### Exercise brief
Copy out all the records exactly.

### Records supplied
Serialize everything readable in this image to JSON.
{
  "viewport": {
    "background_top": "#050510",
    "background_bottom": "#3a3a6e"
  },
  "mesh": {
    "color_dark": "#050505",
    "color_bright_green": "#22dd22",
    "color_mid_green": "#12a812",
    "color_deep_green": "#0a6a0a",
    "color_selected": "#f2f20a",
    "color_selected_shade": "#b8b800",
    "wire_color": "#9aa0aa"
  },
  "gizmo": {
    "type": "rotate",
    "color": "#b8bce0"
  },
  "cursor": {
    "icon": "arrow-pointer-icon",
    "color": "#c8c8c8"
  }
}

### Result of this task
Serialize everything readable in this image to JSON.
{
  "viewport": {
    "background_top": "#050510",
    "background_bottom": "#3a3a6e"
  },
  "mesh": {
    "color_dark": "#050505",
    "color_bright_green": "#22dd22",
    "color_mid_green": "#12a812",
    "color_deep_green": "#0a6a0a",
    "color_selected": "#f2f20a",
    "color_selected_shade": "#b8b800",
    "wire_color": "#9aa0aa"
  },
  "gizmo": {
    "type": "rotate",
    "color": "#b8bce0"
  },
  "cursor": {
    "icon": "arrow-pointer-icon",
    "color": "#c8c8c8"
  }
}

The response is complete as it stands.